== YOUR OBJECTIVE ==
Select, from the data, each line where "this" occurs.

== RECORDS PROVIDED ==

+ + + + +

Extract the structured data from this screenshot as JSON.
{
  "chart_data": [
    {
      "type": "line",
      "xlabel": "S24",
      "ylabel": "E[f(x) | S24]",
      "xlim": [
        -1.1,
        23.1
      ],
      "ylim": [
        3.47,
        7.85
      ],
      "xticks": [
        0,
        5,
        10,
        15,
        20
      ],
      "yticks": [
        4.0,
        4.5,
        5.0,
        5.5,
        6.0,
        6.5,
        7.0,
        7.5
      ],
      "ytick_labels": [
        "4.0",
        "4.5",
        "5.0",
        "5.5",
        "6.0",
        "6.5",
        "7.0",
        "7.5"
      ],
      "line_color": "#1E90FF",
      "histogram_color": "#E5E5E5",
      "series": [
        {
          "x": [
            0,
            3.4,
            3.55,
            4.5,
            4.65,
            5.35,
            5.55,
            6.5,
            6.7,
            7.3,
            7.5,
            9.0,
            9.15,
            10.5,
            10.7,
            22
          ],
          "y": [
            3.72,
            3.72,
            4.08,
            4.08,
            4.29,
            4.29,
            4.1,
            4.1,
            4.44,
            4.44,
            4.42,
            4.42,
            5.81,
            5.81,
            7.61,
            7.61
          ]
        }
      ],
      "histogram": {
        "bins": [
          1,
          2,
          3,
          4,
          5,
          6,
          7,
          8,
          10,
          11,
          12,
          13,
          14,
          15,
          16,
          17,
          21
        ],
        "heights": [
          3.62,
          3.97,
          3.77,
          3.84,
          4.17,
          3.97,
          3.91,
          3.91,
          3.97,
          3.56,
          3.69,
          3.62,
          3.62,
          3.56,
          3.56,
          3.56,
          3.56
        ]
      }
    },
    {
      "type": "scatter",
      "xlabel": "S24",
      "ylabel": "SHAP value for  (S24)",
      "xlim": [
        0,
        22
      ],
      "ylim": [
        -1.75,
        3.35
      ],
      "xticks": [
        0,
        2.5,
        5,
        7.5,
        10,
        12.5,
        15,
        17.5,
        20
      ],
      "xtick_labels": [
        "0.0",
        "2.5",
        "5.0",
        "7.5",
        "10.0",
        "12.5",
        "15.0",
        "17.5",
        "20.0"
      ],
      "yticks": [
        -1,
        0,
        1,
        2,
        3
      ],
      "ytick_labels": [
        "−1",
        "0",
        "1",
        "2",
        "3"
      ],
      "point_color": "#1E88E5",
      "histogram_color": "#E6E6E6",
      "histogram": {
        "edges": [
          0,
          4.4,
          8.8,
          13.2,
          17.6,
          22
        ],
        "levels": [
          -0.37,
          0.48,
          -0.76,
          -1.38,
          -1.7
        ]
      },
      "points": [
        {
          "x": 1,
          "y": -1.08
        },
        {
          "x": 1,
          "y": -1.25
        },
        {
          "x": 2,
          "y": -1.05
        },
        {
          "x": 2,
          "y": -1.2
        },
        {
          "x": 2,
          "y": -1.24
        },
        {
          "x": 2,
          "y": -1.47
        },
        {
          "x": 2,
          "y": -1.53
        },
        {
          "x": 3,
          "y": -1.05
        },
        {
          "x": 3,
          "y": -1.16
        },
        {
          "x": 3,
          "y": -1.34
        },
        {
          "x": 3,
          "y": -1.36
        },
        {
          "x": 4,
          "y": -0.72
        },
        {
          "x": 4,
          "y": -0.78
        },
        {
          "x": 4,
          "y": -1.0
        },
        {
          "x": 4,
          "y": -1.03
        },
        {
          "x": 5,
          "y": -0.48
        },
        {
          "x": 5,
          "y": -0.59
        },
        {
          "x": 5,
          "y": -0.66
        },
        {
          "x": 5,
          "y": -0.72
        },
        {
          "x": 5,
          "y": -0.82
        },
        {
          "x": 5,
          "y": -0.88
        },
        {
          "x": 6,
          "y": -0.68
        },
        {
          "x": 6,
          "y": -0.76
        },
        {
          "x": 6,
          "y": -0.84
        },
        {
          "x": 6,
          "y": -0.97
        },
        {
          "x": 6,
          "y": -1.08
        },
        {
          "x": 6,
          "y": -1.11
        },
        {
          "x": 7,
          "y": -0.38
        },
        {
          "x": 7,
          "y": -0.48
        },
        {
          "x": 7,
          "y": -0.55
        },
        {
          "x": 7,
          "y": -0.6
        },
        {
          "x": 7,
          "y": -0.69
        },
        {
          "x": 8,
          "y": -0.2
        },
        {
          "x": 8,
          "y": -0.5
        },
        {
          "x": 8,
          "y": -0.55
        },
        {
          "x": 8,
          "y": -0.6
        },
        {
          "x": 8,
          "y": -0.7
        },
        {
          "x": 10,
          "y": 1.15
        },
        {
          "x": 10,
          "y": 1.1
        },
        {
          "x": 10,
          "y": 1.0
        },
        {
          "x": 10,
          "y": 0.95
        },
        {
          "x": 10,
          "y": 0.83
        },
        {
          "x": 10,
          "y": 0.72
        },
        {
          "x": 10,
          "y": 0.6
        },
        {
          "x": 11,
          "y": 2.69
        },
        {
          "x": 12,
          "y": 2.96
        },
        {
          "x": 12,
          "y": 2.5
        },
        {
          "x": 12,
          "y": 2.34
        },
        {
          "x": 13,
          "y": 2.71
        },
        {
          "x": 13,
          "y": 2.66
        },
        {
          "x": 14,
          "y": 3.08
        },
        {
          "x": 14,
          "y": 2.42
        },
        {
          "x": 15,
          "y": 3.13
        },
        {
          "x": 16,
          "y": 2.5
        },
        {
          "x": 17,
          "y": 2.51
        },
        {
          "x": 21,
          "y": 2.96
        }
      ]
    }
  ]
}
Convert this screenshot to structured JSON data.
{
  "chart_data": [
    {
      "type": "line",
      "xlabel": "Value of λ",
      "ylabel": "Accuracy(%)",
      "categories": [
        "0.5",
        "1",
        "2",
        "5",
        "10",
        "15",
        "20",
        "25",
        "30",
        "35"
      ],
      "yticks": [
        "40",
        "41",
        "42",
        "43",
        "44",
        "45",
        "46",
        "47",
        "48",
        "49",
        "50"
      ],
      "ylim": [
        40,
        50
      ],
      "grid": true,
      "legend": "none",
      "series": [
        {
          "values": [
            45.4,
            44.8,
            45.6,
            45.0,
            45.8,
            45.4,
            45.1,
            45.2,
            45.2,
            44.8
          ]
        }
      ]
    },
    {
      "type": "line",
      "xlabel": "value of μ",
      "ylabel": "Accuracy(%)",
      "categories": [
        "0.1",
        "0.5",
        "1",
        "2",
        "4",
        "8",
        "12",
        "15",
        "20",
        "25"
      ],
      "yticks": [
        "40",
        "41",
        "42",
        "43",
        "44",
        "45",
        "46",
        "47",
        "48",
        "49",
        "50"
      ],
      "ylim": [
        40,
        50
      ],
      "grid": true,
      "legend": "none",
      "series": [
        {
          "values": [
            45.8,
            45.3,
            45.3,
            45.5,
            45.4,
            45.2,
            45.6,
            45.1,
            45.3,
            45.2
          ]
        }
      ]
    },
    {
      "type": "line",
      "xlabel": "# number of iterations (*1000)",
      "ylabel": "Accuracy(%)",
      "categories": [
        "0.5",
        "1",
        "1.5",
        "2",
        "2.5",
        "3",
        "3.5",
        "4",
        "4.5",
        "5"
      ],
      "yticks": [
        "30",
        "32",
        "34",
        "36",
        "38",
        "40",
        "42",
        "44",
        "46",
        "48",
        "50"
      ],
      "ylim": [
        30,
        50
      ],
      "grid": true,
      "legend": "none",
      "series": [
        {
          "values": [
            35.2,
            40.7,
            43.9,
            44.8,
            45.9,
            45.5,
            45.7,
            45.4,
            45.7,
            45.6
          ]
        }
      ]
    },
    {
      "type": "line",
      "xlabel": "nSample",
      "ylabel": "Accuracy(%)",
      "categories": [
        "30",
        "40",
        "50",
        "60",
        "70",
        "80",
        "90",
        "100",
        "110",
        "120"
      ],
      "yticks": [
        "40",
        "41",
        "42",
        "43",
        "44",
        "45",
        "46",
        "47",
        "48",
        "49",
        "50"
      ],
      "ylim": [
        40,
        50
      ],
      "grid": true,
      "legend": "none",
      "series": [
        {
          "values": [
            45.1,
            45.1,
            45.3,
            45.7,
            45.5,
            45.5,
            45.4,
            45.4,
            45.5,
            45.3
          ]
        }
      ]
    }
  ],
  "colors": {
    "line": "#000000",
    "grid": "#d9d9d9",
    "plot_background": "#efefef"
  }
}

+ + + + +

== RESULT ==
Extract the structured data from this screenshot as JSON.
Convert this screenshot to structured JSON data.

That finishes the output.